REQUIRED WORK:
Below are some entries. Output each one exactly as it appears.

(Data records)
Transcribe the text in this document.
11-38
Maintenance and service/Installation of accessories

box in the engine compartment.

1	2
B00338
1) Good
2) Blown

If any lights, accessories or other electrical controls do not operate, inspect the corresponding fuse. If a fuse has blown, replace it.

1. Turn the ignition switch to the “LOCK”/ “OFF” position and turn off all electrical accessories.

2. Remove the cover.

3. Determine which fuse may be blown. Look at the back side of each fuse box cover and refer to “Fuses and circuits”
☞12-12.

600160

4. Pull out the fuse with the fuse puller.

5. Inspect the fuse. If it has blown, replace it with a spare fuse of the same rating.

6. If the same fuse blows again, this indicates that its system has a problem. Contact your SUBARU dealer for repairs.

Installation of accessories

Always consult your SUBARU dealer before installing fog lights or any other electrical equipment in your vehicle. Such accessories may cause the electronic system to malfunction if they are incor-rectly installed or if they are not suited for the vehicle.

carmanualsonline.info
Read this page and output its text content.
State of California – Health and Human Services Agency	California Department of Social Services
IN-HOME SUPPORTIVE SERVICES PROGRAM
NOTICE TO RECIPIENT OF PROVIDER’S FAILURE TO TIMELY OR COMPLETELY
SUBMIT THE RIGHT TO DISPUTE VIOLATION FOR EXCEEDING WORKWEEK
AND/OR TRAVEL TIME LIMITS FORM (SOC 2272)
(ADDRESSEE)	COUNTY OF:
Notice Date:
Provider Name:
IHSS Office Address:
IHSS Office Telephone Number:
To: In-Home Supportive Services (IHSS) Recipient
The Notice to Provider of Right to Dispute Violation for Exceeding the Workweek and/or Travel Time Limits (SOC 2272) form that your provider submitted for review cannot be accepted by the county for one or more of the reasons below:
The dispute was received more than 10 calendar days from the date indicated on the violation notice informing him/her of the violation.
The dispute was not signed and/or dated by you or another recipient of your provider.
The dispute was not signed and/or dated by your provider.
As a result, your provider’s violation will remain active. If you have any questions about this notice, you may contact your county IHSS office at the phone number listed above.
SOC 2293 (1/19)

ANSWER:
Transcribe the text in this document.
11-38
Maintenance and service/Installation of accessories

box in the engine compartment.

1	2
B00338
1) Good
2) Blown

If any lights, accessories or other electrical controls do not operate, inspect the corresponding fuse. If a fuse has blown, replace it.

1. Turn the ignition switch to the “LOCK”/ “OFF” position and turn off all electrical accessories.

2. Remove the cover.

3. Determine which fuse may be blown. Look at the back side of each fuse box cover and refer to “Fuses and circuits”
☞12-12.

600160

4. Pull out the fuse with the fuse puller.

5. Inspect the fuse. If it has blown, replace it with a spare fuse of the same rating.

6. If the same fuse blows again, this indicates that its system has a problem. Contact your SUBARU dealer for repairs.

Installation of accessories

Always consult your SUBARU dealer before installing fog lights or any other electrical equipment in your vehicle. Such accessories may cause the electronic system to malfunction if they are incor-rectly installed or if they are not suited for the vehicle.

carmanualsonline.info
Read this page and output its text content.
State of California – Health and Human Services Agency	California Department of Social Services
IN-HOME SUPPORTIVE SERVICES PROGRAM
NOTICE TO RECIPIENT OF PROVIDER’S FAILURE TO TIMELY OR COMPLETELY
SUBMIT THE RIGHT TO DISPUTE VIOLATION FOR EXCEEDING WORKWEEK
AND/OR TRAVEL TIME LIMITS FORM (SOC 2272)
(ADDRESSEE)	COUNTY OF:
Notice Date:
Provider Name:
IHSS Office Address:
IHSS Office Telephone Number:
To: In-Home Supportive Services (IHSS) Recipient
The Notice to Provider of Right to Dispute Violation for Exceeding the Workweek and/or Travel Time Limits (SOC 2272) form that your provider submitted for review cannot be accepted by the county for one or more of the reasons below:
The dispute was received more than 10 calendar days from the date indicated on the violation notice informing him/her of the violation.
The dispute was not signed and/or dated by you or another recipient of your provider.
The dispute was not signed and/or dated by your provider.
As a result, your provider’s violation will remain active. If you have any questions about this notice, you may contact your county IHSS office at the phone number listed above.
SOC 2293 (1/19)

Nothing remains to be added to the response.